══ Estratto del documento ══

È doveroso, innanzitutto, avere ben presente il fatto che negli Stati Uniti d’America possedere armi è un diritto garantito dal 2° emendamento della Costituzione, sebbene l’interpretazione di tale disposizione sia da tempo oggetto di ampio dibattito e discussione anche e soprattutto in considerazione dell’elevato numero di eventi delittuosi commessi con l’utilizzo di armi negli ultimi anni.
Come prevedibile, in questi giorni il tema del controllo delle armi è tornato al centro dell’attenzione mediatica e politica non solo negli Stati Uniti ma anche nel nostro Paese. Tuttavia, bisogna fare delle precisazioni prima di lanciarsi in giudizi affrettati ed eccessivamente netti. Un elevato tasso di possesso di armi non si traduce in un numero maggiore di omicidi commessi con armi da fuoco: se da una parte gli Stati Uniti d’America hanno un tasso di diffusione di armi maggiore rispetto altri Paesi, quali ad esempio l’Honduras, dall’altra mantengono un tasso di omicidi commessi con armi da fuoco nettamente minore allo stato dell’America centrale.
Tuttavia, è evidente che la problematica americana emerge in confronto a paesi sviluppati o appartenenti all’area OCSE.
È inoltre doveroso sostenere che questa discussione non deve e non può essere riportata su territorio italiano con metodo di paragone, sebbene l’Italia sia tra i primi Paesi per produzione ed esportazione di armi – grazie al know how italiano, e al riconosciuto valore del made in italy nel mondo.

═══
══ Materiale fornito ══

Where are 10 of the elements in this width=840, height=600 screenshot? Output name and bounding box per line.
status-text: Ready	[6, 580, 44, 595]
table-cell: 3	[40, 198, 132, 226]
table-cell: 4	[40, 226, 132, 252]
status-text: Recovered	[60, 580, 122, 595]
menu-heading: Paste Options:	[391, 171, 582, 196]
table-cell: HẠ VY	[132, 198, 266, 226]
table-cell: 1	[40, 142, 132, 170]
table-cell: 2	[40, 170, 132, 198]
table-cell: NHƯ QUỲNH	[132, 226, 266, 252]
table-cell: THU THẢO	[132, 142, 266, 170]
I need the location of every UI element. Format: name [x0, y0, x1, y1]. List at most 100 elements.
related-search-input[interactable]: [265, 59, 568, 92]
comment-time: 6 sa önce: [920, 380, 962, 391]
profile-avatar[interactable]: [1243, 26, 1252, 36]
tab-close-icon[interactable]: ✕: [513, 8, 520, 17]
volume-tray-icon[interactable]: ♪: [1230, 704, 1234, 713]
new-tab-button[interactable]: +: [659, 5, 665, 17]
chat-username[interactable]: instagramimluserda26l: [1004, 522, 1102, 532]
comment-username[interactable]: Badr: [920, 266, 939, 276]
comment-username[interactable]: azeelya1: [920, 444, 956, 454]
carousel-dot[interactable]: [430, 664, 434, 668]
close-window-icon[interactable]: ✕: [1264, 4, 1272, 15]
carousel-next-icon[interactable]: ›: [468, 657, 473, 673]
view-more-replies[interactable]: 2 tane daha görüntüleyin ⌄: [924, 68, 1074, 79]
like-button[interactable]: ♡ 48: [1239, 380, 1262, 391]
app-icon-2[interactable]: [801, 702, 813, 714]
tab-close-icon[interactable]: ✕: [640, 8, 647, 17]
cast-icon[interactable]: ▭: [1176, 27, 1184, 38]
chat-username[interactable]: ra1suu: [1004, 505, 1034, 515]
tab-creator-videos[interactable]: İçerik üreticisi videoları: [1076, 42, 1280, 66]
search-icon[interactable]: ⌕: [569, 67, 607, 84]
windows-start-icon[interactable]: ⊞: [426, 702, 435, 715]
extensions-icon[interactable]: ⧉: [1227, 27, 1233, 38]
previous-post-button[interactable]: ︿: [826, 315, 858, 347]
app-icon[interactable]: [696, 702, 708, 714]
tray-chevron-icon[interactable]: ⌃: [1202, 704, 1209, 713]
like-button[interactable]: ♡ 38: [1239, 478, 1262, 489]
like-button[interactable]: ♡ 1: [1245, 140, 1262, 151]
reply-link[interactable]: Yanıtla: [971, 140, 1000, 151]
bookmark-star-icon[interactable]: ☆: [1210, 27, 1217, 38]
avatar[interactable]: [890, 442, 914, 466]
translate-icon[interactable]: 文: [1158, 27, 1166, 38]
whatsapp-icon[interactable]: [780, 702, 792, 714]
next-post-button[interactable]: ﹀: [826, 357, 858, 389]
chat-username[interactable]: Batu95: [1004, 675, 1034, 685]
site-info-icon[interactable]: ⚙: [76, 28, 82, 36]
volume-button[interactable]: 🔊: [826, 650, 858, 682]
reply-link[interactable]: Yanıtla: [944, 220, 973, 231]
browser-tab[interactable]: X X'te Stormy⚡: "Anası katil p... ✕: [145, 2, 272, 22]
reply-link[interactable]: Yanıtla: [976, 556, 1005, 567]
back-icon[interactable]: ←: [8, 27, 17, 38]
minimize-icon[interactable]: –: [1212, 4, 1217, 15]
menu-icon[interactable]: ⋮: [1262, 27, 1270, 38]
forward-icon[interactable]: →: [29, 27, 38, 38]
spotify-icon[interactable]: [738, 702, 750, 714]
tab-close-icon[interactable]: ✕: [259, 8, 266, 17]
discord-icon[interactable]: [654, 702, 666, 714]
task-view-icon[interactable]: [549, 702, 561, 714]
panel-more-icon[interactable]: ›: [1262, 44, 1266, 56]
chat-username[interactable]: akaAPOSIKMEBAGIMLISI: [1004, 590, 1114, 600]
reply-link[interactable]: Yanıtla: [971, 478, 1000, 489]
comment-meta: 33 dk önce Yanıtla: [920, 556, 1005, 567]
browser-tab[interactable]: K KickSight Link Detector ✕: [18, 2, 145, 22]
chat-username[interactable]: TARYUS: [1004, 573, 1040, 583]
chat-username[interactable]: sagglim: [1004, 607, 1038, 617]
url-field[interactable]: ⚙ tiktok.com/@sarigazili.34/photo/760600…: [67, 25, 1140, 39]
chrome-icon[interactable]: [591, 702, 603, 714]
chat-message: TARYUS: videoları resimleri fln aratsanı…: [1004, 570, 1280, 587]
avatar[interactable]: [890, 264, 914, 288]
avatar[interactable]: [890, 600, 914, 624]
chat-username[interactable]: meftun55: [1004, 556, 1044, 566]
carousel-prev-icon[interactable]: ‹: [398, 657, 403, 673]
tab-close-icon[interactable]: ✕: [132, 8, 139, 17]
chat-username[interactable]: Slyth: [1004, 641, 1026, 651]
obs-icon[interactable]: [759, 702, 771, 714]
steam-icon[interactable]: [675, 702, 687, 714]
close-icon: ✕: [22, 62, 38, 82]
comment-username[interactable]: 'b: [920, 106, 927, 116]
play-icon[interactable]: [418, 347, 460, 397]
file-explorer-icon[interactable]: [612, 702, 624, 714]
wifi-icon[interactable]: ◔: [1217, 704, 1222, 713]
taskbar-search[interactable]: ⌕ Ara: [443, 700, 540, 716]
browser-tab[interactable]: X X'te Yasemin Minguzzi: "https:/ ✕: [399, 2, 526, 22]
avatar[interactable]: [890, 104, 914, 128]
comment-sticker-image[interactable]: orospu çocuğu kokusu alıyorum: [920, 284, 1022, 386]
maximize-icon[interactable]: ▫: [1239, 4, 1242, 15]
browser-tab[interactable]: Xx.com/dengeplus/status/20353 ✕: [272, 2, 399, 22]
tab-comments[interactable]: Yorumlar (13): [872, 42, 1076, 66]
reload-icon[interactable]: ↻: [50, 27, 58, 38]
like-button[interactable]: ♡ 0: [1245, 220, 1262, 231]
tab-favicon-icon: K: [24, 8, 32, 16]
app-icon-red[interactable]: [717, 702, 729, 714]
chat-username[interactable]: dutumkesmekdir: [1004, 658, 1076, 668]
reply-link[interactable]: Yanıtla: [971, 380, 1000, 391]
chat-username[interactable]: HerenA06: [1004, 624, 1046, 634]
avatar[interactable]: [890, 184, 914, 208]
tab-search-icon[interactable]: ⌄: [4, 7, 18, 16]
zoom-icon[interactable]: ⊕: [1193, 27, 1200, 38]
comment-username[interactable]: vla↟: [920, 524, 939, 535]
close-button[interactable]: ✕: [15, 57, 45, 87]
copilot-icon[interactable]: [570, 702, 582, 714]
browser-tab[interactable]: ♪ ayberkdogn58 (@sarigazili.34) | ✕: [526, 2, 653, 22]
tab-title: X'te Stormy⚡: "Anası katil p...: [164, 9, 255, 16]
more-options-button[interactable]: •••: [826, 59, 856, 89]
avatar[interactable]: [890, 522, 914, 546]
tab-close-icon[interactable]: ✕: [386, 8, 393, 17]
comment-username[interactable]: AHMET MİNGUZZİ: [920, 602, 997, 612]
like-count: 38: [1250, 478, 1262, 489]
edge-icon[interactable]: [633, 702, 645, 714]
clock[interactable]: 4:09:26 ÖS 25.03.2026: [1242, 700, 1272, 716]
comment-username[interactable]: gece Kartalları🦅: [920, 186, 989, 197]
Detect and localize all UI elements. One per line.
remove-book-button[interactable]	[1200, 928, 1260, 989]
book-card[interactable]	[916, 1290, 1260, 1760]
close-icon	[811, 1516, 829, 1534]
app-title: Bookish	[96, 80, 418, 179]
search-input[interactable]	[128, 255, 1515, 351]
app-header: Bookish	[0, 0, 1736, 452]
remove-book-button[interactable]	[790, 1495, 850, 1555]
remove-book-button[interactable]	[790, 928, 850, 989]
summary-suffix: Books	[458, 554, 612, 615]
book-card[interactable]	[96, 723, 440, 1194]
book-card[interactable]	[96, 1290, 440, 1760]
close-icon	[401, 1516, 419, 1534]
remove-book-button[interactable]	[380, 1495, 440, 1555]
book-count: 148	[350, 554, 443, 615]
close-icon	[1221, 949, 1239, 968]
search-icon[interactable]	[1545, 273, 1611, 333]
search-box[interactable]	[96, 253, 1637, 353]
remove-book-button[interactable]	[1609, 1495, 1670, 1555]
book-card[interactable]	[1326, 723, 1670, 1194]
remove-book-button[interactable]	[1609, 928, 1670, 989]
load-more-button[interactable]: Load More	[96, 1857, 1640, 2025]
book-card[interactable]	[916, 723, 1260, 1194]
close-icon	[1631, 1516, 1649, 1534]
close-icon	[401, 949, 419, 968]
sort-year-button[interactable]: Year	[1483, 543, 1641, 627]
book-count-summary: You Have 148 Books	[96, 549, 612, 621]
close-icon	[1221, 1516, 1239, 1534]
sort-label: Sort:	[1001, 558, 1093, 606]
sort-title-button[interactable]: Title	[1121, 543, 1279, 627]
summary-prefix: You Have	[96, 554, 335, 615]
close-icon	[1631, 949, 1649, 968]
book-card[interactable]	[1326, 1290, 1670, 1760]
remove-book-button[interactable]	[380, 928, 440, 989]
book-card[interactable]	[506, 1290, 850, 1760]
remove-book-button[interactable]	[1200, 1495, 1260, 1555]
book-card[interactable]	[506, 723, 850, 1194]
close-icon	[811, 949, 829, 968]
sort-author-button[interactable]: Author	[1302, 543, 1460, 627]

═══

## Da fare
**1.** Stabilisci se queste affermazioni concordano con il testo sulle armi negli Stati Uniti. Per ciascuna rispondi sì o no e cita le parole decisive del testo.
(a) Negli Stati Uniti il possesso di armi è un diritto garantito dal 2° emendamento della Costituzione.
(b) L'Honduras ha un tasso di omicidi commessi con armi da fuoco più basso di quello degli Stati Uniti.
(c) Il testo ritiene che la discussione americana vada riportata in Italia con metodo di paragone.
**2.** Secondo il testo sulle armi negli Stati Uniti, perché l'Italia è tra i primi Paesi per produzione ed esportazione di armi? Rispondi in una o due frasi.
**3.** Prosegui il testo sulle armi negli Stati Uniti a partire dalla sua ultima frase, per favore.
Il materiale proviene da un'altra fonte.

## Risposte
**1.**
(a) Sì: "negli Stati Uniti d’America possedere armi è un diritto garantito dal 2° emendamento della Costituzione".
(b) No: "mantengono un tasso di omicidi commessi con armi da fuoco nettamente minore allo stato dell’America centrale".
(c) No: "questa discussione non deve e non può essere riportata su territorio italiano con metodo di paragone".

**2.** Il testo lo attribuisce al know how italiano e al riconosciuto valore del made in italy nel mondo.

**3.**
La legge italiana in tema di porto e detenzione di armi è fondata su una severa normativa improntata sul rigore sia nel processo di ottenimento del porto d’armi che sulla detenzione ed utilizzo di queste, oltre che ovviamente nella tipologia di armi per le quali è consentita la vendita. In tale contesto, l’armiere è una figura chiave che rappresenta grazie alla sua competenza il fulcro ed il primo presidio sul territorio per un adeguato controllo nel possesso delle armi.
Per quanto da parte nostra ci sia la massima comprensione rispetto all’allarme lanciato sul tema in generale, essendo noi per primi impegnati a combattere l’uso improprio di armi, teniamo a sottoporvi alcuni dei dati presentati nello studio condotto sul tema dall’Università La Sapienza di Roma* che mostrano come in Italia solo il 5% degli omicidi volontari sia
commesso con armi legalmente detenute. Ciò ci porta a dedurre che il sistema di controllo dei requisiti psicofisici necessari per ottenere un titolo che consente la detenzione, il trasporto e il successivo utilizzo a fini venatori e sportivi nel complesso funzioni. Si tratta tra l’altro di uno dei sistemi normativi più restrittivi d’Europa, che prevede per i titolari di porto d’armi la presentazione ogni cinque anni di una doppia certificazione – del medico di medicina generale e di un medico legale o militare – che garantisca che il soggetto interessato sia scevro da vizi fisici o di mente che potrebbero pregiudicare un corretto uso delle armi.
A corredo, possiamo riportare i dati dello studio che analizzano il fenomeno del cosiddetto “eccesso di difesa”, che mostrano come questo non abbia un’incidenza statistica rilevante. Solo il 2,45% degli eventi è relativo a casi di eccesso di difesa personale.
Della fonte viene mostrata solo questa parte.